(Records from a data collection)
- - - - -

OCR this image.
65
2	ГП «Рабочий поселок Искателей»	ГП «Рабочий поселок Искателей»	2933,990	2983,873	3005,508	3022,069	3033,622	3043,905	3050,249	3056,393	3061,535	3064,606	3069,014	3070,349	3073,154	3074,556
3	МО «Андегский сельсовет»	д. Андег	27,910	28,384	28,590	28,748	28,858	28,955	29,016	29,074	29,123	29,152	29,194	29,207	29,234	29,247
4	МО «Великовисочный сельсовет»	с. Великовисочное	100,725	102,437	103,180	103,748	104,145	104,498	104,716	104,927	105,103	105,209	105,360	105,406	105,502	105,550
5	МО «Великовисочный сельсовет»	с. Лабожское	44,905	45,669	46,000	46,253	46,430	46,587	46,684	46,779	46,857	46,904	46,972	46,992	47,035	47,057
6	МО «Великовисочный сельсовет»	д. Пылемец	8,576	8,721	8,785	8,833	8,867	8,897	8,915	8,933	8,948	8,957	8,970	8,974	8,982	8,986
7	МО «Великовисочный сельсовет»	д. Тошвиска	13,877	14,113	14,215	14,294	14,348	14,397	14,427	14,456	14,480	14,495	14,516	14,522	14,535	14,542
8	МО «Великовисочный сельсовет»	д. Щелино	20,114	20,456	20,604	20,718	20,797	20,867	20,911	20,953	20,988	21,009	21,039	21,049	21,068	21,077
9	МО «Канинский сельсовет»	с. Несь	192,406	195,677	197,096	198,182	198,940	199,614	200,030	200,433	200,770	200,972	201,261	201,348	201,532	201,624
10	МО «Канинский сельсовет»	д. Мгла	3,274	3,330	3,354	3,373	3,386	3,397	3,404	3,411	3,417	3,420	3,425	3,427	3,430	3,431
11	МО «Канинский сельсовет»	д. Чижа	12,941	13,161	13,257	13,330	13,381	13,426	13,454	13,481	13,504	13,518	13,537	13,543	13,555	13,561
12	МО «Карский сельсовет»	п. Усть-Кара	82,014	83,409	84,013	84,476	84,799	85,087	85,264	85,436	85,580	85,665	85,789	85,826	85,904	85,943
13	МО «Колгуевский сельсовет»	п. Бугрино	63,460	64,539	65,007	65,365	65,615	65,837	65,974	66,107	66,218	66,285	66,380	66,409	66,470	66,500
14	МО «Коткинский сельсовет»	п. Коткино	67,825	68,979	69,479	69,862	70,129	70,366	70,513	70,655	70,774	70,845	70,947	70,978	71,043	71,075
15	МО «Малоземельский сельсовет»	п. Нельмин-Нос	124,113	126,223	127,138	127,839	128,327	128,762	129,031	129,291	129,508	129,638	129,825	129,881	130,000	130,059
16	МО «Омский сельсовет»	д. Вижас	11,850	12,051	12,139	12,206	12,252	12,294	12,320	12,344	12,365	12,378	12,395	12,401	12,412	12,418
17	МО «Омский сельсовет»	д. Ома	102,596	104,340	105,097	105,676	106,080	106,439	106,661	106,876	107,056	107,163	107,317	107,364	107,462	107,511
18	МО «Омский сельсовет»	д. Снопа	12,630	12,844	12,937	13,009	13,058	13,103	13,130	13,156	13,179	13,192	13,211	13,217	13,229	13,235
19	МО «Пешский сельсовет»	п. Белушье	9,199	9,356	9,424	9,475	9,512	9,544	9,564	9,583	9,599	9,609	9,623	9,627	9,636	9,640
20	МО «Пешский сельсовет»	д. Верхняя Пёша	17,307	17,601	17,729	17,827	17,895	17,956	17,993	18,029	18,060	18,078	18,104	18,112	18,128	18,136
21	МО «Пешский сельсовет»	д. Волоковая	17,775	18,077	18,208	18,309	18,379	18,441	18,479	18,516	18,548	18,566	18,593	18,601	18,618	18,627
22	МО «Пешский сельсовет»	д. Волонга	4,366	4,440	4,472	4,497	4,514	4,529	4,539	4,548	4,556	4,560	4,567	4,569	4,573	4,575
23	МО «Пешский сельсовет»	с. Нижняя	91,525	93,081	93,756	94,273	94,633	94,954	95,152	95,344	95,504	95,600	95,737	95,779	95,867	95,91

- - - - -

§ **Problem to work on**
Show each line of the data that contains the string "Омский".

§ **Task result**
16	МО «Омский сельсовет»	д. Вижас	11,850	12,051	12,139	12,206	12,252	12,294	12,320	12,344	12,365	12,378	12,395	12,401	12,412	12,418
17	МО «Омский сельсовет»	д. Ома	102,596	104,340	105,097	105,676	106,080	106,439	106,661	106,876	107,056	107,163	107,317	107,364	107,462	107,511
18	МО «Омский сельсовет»	д. Снопа	12,630	12,844	12,937	13,009	13,058	13,103	13,130	13,156	13,179	13,192	13,211	13,217	13,229	13,235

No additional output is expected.